* Dataset entries:
%%

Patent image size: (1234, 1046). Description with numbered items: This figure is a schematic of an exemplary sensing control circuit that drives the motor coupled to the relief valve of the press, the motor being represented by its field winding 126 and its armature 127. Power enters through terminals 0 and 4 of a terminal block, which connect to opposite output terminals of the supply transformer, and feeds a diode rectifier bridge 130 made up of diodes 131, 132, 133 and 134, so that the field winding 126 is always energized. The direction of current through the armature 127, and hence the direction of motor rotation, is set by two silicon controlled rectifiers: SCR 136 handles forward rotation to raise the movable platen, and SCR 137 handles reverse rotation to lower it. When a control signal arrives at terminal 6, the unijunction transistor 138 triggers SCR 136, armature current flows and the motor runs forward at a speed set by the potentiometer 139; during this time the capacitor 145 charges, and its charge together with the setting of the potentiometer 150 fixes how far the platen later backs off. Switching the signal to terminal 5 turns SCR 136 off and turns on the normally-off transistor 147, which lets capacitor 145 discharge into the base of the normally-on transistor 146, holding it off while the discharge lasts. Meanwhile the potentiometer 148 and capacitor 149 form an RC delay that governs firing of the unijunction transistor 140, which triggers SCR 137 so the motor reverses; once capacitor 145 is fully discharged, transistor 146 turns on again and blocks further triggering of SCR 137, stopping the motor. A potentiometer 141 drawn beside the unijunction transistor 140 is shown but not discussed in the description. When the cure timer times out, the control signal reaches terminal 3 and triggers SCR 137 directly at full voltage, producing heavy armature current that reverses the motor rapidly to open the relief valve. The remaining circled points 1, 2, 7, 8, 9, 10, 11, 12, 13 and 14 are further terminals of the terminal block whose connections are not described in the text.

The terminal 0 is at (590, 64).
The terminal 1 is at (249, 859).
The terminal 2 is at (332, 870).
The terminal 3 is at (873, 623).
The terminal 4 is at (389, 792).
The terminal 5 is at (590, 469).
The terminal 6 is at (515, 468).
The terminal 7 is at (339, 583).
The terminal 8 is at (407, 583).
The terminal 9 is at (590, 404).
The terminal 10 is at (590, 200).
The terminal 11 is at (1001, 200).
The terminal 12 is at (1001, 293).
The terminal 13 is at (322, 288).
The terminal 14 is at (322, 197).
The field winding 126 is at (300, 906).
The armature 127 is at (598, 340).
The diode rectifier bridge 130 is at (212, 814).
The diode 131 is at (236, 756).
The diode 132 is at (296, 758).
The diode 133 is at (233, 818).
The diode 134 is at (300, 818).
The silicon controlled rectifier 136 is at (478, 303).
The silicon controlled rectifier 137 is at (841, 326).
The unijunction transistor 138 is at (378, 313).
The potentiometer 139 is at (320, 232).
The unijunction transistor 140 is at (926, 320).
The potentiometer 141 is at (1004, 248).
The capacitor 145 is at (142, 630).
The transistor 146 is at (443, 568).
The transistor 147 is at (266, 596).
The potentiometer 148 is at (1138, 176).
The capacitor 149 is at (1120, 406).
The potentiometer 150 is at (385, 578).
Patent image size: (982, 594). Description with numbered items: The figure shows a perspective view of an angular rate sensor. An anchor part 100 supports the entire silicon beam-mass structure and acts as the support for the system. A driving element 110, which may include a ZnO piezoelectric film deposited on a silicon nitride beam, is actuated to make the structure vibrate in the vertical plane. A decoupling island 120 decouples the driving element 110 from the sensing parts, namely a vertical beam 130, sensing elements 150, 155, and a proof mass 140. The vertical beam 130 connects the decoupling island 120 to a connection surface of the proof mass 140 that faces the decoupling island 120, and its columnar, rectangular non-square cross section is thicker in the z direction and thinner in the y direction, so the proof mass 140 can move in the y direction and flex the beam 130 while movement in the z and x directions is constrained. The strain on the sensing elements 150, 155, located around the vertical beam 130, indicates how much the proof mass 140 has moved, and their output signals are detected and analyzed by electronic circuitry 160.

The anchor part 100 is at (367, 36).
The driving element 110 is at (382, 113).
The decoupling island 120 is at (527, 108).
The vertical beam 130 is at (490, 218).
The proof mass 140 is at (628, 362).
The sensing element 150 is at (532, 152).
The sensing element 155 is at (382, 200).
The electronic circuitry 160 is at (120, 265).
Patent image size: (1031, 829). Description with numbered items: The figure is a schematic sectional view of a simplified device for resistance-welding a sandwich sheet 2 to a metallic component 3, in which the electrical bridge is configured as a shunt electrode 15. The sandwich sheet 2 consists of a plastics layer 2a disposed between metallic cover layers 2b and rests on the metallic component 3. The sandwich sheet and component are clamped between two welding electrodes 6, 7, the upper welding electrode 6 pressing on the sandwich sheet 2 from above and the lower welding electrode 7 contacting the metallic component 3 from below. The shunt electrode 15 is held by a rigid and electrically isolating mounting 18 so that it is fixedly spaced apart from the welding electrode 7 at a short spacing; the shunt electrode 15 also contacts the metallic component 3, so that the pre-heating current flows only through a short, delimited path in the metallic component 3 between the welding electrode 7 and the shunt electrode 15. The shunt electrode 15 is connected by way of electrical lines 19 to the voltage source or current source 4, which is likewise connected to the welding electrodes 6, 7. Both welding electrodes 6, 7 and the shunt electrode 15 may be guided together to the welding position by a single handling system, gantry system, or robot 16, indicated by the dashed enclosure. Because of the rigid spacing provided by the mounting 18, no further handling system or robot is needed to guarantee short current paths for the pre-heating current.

%%

* Task instructions: Turn all of the items above into a single numbered list, leaving out the blank lines.

* Solution to the problem:
1. Patent image size: (1234, 1046). Description with numbered items: This figure is a schematic of an exemplary sensing control circuit that drives the motor coupled to the relief valve of the press, the motor being represented by its field winding 126 and its armature 127. Power enters through terminals 0 and 4 of a terminal block, which connect to opposite output terminals of the supply transformer, and feeds a diode rectifier bridge 130 made up of diodes 131, 132, 133 and 134, so that the field winding 126 is always energized. The direction of current through the armature 127, and hence the direction of motor rotation, is set by two silicon controlled rectifiers: SCR 136 handles forward rotation to raise the movable platen, and SCR 137 handles reverse rotation to lower it. When a control signal arrives at terminal 6, the unijunction transistor 138 triggers SCR 136, armature current flows and the motor runs forward at a speed set by the potentiometer 139; during this time the capacitor 145 charges, and its charge together with the setting of the potentiometer 150 fixes how far the platen later backs off. Switching the signal to terminal 5 turns SCR 136 off and turns on the normally-off transistor 147, which lets capacitor 145 discharge into the base of the normally-on transistor 146, holding it off while the discharge lasts. Meanwhile the potentiometer 148 and capacitor 149 form an RC delay that governs firing of the unijunction transistor 140, which triggers SCR 137 so the motor reverses; once capacitor 145 is fully discharged, transistor 146 turns on again and blocks further triggering of SCR 137, stopping the motor. A potentiometer 141 drawn beside the unijunction transistor 140 is shown but not discussed in the description. When the cure timer times out, the control signal reaches terminal 3 and triggers SCR 137 directly at full voltage, producing heavy armature current that reverses the motor rapidly to open the relief valve. The remaining circled points 1, 2, 7, 8, 9, 10, 11, 12, 13 and 14 are further terminals of the terminal block whose connections are not described in the text.
2. The terminal 0 is at (590, 64).
3. The terminal 1 is at (249, 859).
4. The terminal 2 is at (332, 870).
5. The terminal 3 is at (873, 623).
6. The terminal 4 is at (389, 792).
7. The terminal 5 is at (590, 469).
8. The terminal 6 is at (515, 468).
9. The terminal 7 is at (339, 583).
10. The terminal 8 is at (407, 583).
11. The terminal 9 is at (590, 404).
12. The terminal 10 is at (590, 200).
13. The terminal 11 is at (1001, 200).
14. The terminal 12 is at (1001, 293).
15. The terminal 13 is at (322, 288).
16. The terminal 14 is at (322, 197).
17. The field winding 126 is at (300, 906).
18. The armature 127 is at (598, 340).
19. The diode rectifier bridge 130 is at (212, 814).
20. The diode 131 is at (236, 756).
21. The diode 132 is at (296, 758).
22. The diode 133 is at (233, 818).
23. The diode 134 is at (300, 818).
24. The silicon controlled rectifier 136 is at (478, 303).
25. The silicon controlled rectifier 137 is at (841, 326).
26. The unijunction transistor 138 is at (378, 313).
27. The potentiometer 139 is at (320, 232).
28. The unijunction transistor 140 is at (926, 320).
29. The potentiometer 141 is at (1004, 248).
30. The capacitor 145 is at (142, 630).
31. The transistor 146 is at (443, 568).
32. The transistor 147 is at (266, 596).
33. The potentiometer 148 is at (1138, 176).
34. The capacitor 149 is at (1120, 406).
35. The potentiometer 150 is at (385, 578).
36. Patent image size: (982, 594). Description with numbered items: The figure shows a perspective view of an angular rate sensor. An anchor part 100 supports the entire silicon beam-mass structure and acts as the support for the system. A driving element 110, which may include a ZnO piezoelectric film deposited on a silicon nitride beam, is actuated to make the structure vibrate in the vertical plane. A decoupling island 120 decouples the driving element 110 from the sensing parts, namely a vertical beam 130, sensing elements 150, 155, and a proof mass 140. The vertical beam 130 connects the decoupling island 120 to a connection surface of the proof mass 140 that faces the decoupling island 120, and its columnar, rectangular non-square cross section is thicker in the z direction and thinner in the y direction, so the proof mass 140 can move in the y direction and flex the beam 130 while movement in the z and x directions is constrained. The strain on the sensing elements 150, 155, located around the vertical beam 130, indicates how much the proof mass 140 has moved, and their output signals are detected and analyzed by electronic circuitry 160.
37. The anchor part 100 is at (367, 36).
38. The driving element 110 is at (382, 113).
39. The decoupling island 120 is at (527, 108).
40. The vertical beam 130 is at (490, 218).
41. The proof mass 140 is at (628, 362).
42. The sensing element 150 is at (532, 152).
43. The sensing element 155 is at (382, 200).
44. The electronic circuitry 160 is at (120, 265).
45. Patent image size: (1031, 829). Description with numbered items: The figure is a schematic sectional view of a simplified device for resistance-welding a sandwich sheet 2 to a metallic component 3, in which the electrical bridge is configured as a shunt electrode 15. The sandwich sheet 2 consists of a plastics layer 2a disposed between metallic cover layers 2b and rests on the metallic component 3. The sandwich sheet and component are clamped between two welding electrodes 6, 7, the upper welding electrode 6 pressing on the sandwich sheet 2 from above and the lower welding electrode 7 contacting the metallic component 3 from below. The shunt electrode 15 is held by a rigid and electrically isolating mounting 18 so that it is fixedly spaced apart from the welding electrode 7 at a short spacing; the shunt electrode 15 also contacts the metallic component 3, so that the pre-heating current flows only through a short, delimited path in the metallic component 3 between the welding electrode 7 and the shunt electrode 15. The shunt electrode 15 is connected by way of electrical lines 19 to the voltage source or current source 4, which is likewise connected to the welding electrodes 6, 7. Both welding electrodes 6, 7 and the shunt electrode 15 may be guided together to the welding position by a single handling system, gantry system, or robot 16, indicated by the dashed enclosure. Because of the rigid spacing provided by the mounting 18, no further handling system or robot is needed to guarantee short current paths for the pre-heating current.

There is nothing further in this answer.